### Exercise directions
Format the entries as a numbered list, beginning with the first line and stopping after the line that contains "series-line-segment xyxy=(309,348,333,389)". Omit any blank lines.

### Exercise materials

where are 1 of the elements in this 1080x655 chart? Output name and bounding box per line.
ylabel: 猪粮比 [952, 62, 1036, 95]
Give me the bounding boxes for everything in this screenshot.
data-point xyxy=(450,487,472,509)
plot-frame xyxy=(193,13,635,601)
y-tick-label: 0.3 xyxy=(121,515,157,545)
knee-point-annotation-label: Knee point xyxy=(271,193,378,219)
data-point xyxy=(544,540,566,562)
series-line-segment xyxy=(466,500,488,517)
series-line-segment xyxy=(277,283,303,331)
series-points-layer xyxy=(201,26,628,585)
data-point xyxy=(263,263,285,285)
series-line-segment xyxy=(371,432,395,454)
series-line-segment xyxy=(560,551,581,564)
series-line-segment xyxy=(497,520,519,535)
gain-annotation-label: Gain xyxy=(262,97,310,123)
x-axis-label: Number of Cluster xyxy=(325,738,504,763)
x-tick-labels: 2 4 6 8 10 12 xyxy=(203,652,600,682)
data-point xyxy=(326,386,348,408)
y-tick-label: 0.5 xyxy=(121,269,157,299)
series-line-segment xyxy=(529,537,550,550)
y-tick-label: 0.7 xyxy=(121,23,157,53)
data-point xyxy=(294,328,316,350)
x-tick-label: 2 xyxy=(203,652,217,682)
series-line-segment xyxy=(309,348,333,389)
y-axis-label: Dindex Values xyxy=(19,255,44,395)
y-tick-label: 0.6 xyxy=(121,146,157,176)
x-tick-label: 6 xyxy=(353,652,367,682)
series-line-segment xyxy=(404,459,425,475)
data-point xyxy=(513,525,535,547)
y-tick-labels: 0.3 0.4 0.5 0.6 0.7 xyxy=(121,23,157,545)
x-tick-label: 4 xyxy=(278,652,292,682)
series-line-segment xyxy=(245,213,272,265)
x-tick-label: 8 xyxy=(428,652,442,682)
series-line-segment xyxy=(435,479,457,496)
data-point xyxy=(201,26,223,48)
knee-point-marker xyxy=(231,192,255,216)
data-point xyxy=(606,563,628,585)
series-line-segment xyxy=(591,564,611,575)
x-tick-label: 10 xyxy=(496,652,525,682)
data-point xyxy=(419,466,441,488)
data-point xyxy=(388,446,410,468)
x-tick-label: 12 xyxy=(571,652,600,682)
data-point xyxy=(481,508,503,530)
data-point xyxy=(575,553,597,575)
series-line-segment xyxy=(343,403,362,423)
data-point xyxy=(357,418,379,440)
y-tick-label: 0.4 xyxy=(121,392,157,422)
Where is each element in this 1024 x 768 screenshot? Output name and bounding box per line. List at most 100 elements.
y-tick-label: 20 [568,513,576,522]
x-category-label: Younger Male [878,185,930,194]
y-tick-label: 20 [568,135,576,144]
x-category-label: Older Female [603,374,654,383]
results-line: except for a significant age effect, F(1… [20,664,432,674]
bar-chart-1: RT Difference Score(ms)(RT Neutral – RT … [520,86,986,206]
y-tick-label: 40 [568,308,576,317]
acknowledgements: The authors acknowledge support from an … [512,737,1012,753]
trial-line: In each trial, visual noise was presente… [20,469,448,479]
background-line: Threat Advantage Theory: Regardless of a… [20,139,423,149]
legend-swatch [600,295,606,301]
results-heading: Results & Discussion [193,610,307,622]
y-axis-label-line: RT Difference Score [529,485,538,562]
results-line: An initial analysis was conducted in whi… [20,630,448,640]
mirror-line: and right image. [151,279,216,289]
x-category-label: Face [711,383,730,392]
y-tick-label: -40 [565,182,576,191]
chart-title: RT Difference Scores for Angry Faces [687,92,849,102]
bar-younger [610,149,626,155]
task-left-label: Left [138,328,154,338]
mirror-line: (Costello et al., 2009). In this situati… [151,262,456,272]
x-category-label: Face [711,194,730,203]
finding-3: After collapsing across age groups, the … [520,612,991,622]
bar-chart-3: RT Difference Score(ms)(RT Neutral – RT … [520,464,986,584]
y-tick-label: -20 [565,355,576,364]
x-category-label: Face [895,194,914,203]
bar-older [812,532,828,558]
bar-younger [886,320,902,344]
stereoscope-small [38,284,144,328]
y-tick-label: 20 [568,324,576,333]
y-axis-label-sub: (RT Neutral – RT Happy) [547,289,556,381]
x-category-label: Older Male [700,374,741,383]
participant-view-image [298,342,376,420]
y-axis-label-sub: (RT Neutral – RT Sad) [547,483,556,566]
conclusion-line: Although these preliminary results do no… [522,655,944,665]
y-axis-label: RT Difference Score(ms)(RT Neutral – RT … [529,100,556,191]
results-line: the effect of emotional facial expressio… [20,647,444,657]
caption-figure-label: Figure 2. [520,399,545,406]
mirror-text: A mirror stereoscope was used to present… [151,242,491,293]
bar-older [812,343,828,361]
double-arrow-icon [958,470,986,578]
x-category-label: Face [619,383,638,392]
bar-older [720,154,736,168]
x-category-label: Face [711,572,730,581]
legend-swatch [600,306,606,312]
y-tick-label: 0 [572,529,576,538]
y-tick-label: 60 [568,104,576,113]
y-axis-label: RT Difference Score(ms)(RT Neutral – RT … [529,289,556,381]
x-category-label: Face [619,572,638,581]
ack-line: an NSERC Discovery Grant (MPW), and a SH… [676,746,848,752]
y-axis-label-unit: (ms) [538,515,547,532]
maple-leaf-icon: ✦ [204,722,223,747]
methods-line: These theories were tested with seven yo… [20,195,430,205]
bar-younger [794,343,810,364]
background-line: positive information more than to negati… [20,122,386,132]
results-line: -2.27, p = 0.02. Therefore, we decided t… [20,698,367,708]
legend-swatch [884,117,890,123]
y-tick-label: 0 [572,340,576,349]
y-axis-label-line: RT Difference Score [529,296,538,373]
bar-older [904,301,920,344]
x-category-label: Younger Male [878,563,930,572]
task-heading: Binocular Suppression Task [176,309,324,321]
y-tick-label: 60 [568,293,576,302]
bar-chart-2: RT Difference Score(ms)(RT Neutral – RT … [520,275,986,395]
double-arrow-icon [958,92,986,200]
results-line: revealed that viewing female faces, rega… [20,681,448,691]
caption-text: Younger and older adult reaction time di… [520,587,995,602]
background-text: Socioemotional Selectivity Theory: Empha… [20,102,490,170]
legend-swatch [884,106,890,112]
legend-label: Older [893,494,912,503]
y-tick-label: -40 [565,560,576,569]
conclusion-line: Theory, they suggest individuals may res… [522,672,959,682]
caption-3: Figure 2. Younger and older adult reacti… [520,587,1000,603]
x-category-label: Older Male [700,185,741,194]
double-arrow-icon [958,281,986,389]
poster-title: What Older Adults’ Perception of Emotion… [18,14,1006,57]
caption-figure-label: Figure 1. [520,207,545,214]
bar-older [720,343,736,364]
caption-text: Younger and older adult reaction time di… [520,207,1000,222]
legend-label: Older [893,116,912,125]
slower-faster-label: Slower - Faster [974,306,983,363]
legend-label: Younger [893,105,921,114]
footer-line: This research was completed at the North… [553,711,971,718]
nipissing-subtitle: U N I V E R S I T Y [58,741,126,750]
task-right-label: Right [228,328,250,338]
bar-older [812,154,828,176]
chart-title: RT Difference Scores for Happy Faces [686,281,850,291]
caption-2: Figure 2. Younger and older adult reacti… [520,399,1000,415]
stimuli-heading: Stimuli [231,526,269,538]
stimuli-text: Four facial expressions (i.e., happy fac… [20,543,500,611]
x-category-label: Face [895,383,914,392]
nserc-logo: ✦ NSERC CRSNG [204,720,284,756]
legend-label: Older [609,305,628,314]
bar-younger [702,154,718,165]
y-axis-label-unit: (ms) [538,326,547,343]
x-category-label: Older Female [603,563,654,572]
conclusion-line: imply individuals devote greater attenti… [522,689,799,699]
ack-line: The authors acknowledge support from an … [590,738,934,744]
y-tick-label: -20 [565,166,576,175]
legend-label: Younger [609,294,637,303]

### Answer for this exercise
1. where are 1 of the elements in this 1080x655 chart? Output name and bounding box per line.
2. ylabel: 猪粮比 [952, 62, 1036, 95]
3. Give me the bounding boxes for everything in this screenshot.
4. data-point xyxy=(450,487,472,509)
5. plot-frame xyxy=(193,13,635,601)
6. y-tick-label: 0.3 xyxy=(121,515,157,545)
7. knee-point-annotation-label: Knee point xyxy=(271,193,378,219)
8. data-point xyxy=(544,540,566,562)
9. series-line-segment xyxy=(466,500,488,517)
10. series-line-segment xyxy=(277,283,303,331)
11. series-points-layer xyxy=(201,26,628,585)
12. data-point xyxy=(263,263,285,285)
13. series-line-segment xyxy=(371,432,395,454)
14. series-line-segment xyxy=(560,551,581,564)
15. series-line-segment xyxy=(497,520,519,535)
16. gain-annotation-label: Gain xyxy=(262,97,310,123)
17. x-axis-label: Number of Cluster xyxy=(325,738,504,763)
18. x-tick-labels: 2 4 6 8 10 12 xyxy=(203,652,600,682)
19. data-point xyxy=(326,386,348,408)
20. y-tick-label: 0.5 xyxy=(121,269,157,299)
21. series-line-segment xyxy=(529,537,550,550)
22. y-tick-label: 0.7 xyxy=(121,23,157,53)
23. data-point xyxy=(294,328,316,350)
24. x-tick-label: 2 xyxy=(203,652,217,682)
25. series-line-segment xyxy=(309,348,333,389)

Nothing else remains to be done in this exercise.